* **WHAT THE EXERCISE ASKS**
Which lines hold the string "this"? Copy every one of them.

## Begin MATERIAL PROVIDED

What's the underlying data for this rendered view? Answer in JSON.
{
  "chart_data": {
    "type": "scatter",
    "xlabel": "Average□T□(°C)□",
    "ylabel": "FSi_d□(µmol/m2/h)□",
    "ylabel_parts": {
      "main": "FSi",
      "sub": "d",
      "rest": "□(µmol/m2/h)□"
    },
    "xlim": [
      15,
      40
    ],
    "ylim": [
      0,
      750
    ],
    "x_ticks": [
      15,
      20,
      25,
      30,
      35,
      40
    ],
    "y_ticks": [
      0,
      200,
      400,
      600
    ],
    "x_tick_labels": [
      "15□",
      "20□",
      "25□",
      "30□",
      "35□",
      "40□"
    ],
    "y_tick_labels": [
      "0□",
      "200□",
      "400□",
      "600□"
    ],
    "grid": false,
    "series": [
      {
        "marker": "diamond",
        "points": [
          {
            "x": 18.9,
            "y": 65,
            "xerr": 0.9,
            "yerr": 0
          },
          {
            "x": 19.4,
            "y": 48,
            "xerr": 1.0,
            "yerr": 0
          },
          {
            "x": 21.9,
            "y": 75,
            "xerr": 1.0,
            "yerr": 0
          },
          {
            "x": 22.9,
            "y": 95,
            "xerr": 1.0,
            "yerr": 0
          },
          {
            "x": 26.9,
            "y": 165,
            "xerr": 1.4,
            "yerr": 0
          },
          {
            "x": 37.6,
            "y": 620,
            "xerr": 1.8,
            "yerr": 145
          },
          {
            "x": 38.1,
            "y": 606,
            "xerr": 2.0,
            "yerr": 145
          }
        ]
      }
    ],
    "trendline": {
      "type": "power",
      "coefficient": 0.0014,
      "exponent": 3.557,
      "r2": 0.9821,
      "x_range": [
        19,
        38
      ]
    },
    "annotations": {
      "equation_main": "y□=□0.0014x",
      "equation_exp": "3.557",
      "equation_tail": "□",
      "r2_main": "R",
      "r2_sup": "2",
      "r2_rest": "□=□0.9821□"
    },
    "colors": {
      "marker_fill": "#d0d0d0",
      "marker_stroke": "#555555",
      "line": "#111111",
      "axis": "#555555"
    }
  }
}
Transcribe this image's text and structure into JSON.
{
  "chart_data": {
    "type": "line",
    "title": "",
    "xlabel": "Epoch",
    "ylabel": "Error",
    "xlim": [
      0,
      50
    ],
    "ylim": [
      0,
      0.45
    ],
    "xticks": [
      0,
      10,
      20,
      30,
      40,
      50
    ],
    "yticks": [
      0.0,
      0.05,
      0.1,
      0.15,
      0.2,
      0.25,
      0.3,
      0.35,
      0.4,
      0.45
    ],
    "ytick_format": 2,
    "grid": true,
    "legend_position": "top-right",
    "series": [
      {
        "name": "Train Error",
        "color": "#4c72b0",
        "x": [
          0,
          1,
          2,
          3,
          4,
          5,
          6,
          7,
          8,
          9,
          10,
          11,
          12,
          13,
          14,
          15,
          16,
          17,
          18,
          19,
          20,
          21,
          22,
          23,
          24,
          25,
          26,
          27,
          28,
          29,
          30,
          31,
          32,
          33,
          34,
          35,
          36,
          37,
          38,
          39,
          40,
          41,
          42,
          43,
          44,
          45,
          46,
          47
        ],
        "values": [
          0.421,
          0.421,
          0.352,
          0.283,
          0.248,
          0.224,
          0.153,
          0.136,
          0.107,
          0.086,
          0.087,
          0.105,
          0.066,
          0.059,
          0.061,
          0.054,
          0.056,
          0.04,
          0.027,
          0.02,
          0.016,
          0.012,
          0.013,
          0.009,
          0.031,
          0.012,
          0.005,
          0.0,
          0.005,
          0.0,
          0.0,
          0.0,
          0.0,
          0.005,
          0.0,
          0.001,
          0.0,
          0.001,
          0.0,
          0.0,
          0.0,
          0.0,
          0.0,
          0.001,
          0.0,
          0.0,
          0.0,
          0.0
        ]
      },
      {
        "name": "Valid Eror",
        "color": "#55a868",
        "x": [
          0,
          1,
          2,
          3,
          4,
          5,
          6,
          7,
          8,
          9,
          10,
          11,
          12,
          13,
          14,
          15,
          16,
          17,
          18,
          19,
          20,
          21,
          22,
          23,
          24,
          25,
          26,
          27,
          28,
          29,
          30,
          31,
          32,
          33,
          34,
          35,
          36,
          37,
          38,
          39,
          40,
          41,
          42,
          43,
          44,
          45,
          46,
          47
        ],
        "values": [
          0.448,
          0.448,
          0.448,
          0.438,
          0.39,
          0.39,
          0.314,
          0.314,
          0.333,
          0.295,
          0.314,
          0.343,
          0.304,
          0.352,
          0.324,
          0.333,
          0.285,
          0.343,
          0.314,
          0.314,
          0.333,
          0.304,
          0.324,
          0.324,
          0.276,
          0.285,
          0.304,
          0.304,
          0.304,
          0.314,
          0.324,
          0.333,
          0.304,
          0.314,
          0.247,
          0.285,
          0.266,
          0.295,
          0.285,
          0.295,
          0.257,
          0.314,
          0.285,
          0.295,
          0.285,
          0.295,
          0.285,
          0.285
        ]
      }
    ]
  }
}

## End MATERIAL PROVIDED

* **FINAL ANSWER**
What's the underlying data for this rendered view? Answer in JSON.
Transcribe this image's text and structure into JSON.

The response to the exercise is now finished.